_DIRECTIONS FOR THIS TASK_
Search the material for the word "triangle" and report each line where it turns up.

※

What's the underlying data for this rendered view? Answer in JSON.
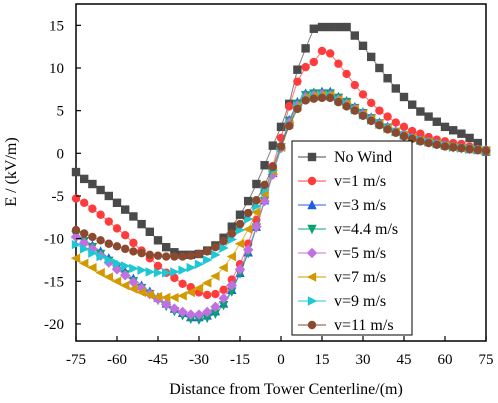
{
  "chart_data": {
    "type": "line",
    "xlabel": "Distance from Tower Centerline/(m)",
    "ylabel": "E / (kV/m)",
    "xlim": [
      -75,
      75
    ],
    "ylim": [
      -22,
      17.5
    ],
    "xticks": [
      -75,
      -60,
      -45,
      -30,
      -15,
      0,
      15,
      30,
      45,
      60,
      75
    ],
    "yticks": [
      15,
      10,
      5,
      0,
      -5,
      -10,
      -15,
      -20
    ],
    "legend_position": "center-right",
    "x": [
      -75,
      -72,
      -69,
      -66,
      -63,
      -60,
      -57,
      -54,
      -51,
      -48,
      -45,
      -42,
      -39,
      -36,
      -33,
      -30,
      -27,
      -24,
      -21,
      -18,
      -15,
      -12,
      -9,
      -6,
      -3,
      0,
      3,
      6,
      9,
      12,
      15,
      18,
      21,
      24,
      27,
      30,
      33,
      36,
      39,
      42,
      45,
      48,
      51,
      54,
      57,
      60,
      63,
      66,
      69,
      72,
      75
    ],
    "series": [
      {
        "name": "No Wind",
        "color": "#4a4a4a",
        "marker": "square",
        "values": [
          -2.2,
          -3.0,
          -3.6,
          -4.3,
          -5.0,
          -5.8,
          -6.6,
          -7.4,
          -8.3,
          -9.2,
          -10.2,
          -11.0,
          -11.6,
          -11.9,
          -11.9,
          -11.8,
          -11.4,
          -10.8,
          -9.9,
          -8.6,
          -7.2,
          -5.6,
          -3.6,
          -1.4,
          0.9,
          3.1,
          5.8,
          9.8,
          12.3,
          14.6,
          14.8,
          14.8,
          14.8,
          14.8,
          13.8,
          12.6,
          11.3,
          10.0,
          8.8,
          7.6,
          6.6,
          5.7,
          4.9,
          4.3,
          3.7,
          3.1,
          2.7,
          2.3,
          1.8,
          1.2,
          0.2
        ]
      },
      {
        "name": "v=1 m/s",
        "color": "#ff3c3c",
        "marker": "circle",
        "values": [
          -5.3,
          -5.8,
          -6.5,
          -7.2,
          -8.0,
          -8.8,
          -9.6,
          -10.5,
          -11.4,
          -12.3,
          -13.2,
          -14.0,
          -14.6,
          -15.3,
          -15.7,
          -16.3,
          -16.6,
          -16.5,
          -16.0,
          -14.8,
          -13.0,
          -10.6,
          -7.8,
          -4.6,
          -1.5,
          1.8,
          5.5,
          8.4,
          10.1,
          10.7,
          12.0,
          11.7,
          10.5,
          9.3,
          8.0,
          6.9,
          5.9,
          5.0,
          4.3,
          3.6,
          3.1,
          2.6,
          2.3,
          1.9,
          1.6,
          1.4,
          1.2,
          1.1,
          0.8,
          0.5,
          0.4
        ]
      },
      {
        "name": "v=3 m/s",
        "color": "#1f5fe0",
        "marker": "triangle-up",
        "values": [
          -9.5,
          -10.1,
          -10.8,
          -11.5,
          -12.3,
          -13.1,
          -13.9,
          -14.7,
          -15.5,
          -16.2,
          -16.9,
          -17.6,
          -18.2,
          -18.7,
          -19.2,
          -19.2,
          -19.0,
          -18.5,
          -17.6,
          -16.0,
          -14.0,
          -11.6,
          -8.6,
          -5.5,
          -2.3,
          0.8,
          3.9,
          6.0,
          7.0,
          7.1,
          7.2,
          7.2,
          6.6,
          6.1,
          5.4,
          4.8,
          4.2,
          3.6,
          3.1,
          2.6,
          2.2,
          1.9,
          1.6,
          1.4,
          1.2,
          1.0,
          0.8,
          0.7,
          0.5,
          0.4,
          0.3
        ]
      },
      {
        "name": "v=4.4 m/s",
        "color": "#0aa070",
        "marker": "triangle-down",
        "values": [
          -9.6,
          -10.3,
          -11.0,
          -11.8,
          -12.6,
          -13.4,
          -14.2,
          -15.0,
          -15.8,
          -16.5,
          -17.2,
          -17.9,
          -18.5,
          -19.0,
          -19.4,
          -19.5,
          -19.3,
          -18.8,
          -17.8,
          -16.2,
          -14.1,
          -11.7,
          -8.7,
          -5.6,
          -2.4,
          0.7,
          3.8,
          5.8,
          6.8,
          7.0,
          7.0,
          7.0,
          6.5,
          6.0,
          5.3,
          4.7,
          4.1,
          3.5,
          3.0,
          2.5,
          2.1,
          1.8,
          1.5,
          1.3,
          1.1,
          0.9,
          0.7,
          0.6,
          0.5,
          0.4,
          0.3
        ]
      },
      {
        "name": "v=5 m/s",
        "color": "#c070e0",
        "marker": "diamond",
        "values": [
          -9.8,
          -10.5,
          -11.2,
          -12.0,
          -12.8,
          -13.6,
          -14.3,
          -15.1,
          -15.8,
          -16.5,
          -17.1,
          -17.7,
          -18.2,
          -18.6,
          -18.9,
          -18.9,
          -18.6,
          -18.0,
          -17.0,
          -15.5,
          -13.6,
          -11.3,
          -8.6,
          -5.6,
          -2.5,
          0.6,
          3.6,
          5.6,
          6.6,
          6.8,
          6.9,
          6.8,
          6.3,
          5.8,
          5.2,
          4.6,
          4.0,
          3.4,
          2.9,
          2.5,
          2.1,
          1.8,
          1.5,
          1.3,
          1.1,
          0.9,
          0.7,
          0.6,
          0.5,
          0.4,
          0.3
        ]
      },
      {
        "name": "v=7 m/s",
        "color": "#d29a00",
        "marker": "triangle-left",
        "values": [
          -12.3,
          -12.9,
          -13.4,
          -14.0,
          -14.5,
          -15.0,
          -15.5,
          -15.9,
          -16.3,
          -16.6,
          -16.8,
          -16.9,
          -16.9,
          -16.7,
          -16.3,
          -15.8,
          -15.2,
          -14.4,
          -13.4,
          -12.1,
          -10.6,
          -8.9,
          -6.9,
          -4.7,
          -2.1,
          0.7,
          3.4,
          5.5,
          6.5,
          6.7,
          6.8,
          6.8,
          6.3,
          5.8,
          5.2,
          4.6,
          4.0,
          3.4,
          2.9,
          2.5,
          2.1,
          1.8,
          1.5,
          1.3,
          1.1,
          0.9,
          0.7,
          0.6,
          0.5,
          0.4,
          0.3
        ]
      },
      {
        "name": "v=9 m/s",
        "color": "#1ec8d2",
        "marker": "triangle-right",
        "values": [
          -10.7,
          -11.2,
          -11.7,
          -12.1,
          -12.5,
          -12.9,
          -13.2,
          -13.5,
          -13.7,
          -13.9,
          -14.0,
          -14.0,
          -13.9,
          -13.7,
          -13.4,
          -13.0,
          -12.5,
          -11.9,
          -11.1,
          -10.1,
          -9.0,
          -7.7,
          -6.2,
          -4.3,
          -2.0,
          0.6,
          3.3,
          5.4,
          6.4,
          6.6,
          6.7,
          6.7,
          6.2,
          5.7,
          5.1,
          4.5,
          3.9,
          3.4,
          2.9,
          2.5,
          2.1,
          1.8,
          1.5,
          1.3,
          1.1,
          0.9,
          0.7,
          0.6,
          0.5,
          0.4,
          0.3
        ]
      },
      {
        "name": "v=11 m/s",
        "color": "#8b4a30",
        "marker": "circle",
        "values": [
          -9.0,
          -9.4,
          -9.8,
          -10.2,
          -10.6,
          -10.9,
          -11.2,
          -11.5,
          -11.7,
          -11.9,
          -12.0,
          -12.1,
          -12.1,
          -12.1,
          -12.0,
          -11.8,
          -11.5,
          -11.0,
          -10.3,
          -9.4,
          -8.3,
          -7.0,
          -5.5,
          -3.7,
          -1.6,
          0.8,
          3.2,
          5.2,
          6.2,
          6.4,
          6.5,
          6.5,
          6.0,
          5.5,
          5.0,
          4.4,
          3.8,
          3.3,
          2.8,
          2.4,
          2.0,
          1.7,
          1.4,
          1.2,
          1.0,
          0.8,
          0.7,
          0.6,
          0.5,
          0.4,
          0.3
        ]
      }
    ]
  }
}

※

_RESPONSE_
        "marker": "triangle-up",
        "marker": "triangle-down",
        "marker": "triangle-left",
        "marker": "triangle-right",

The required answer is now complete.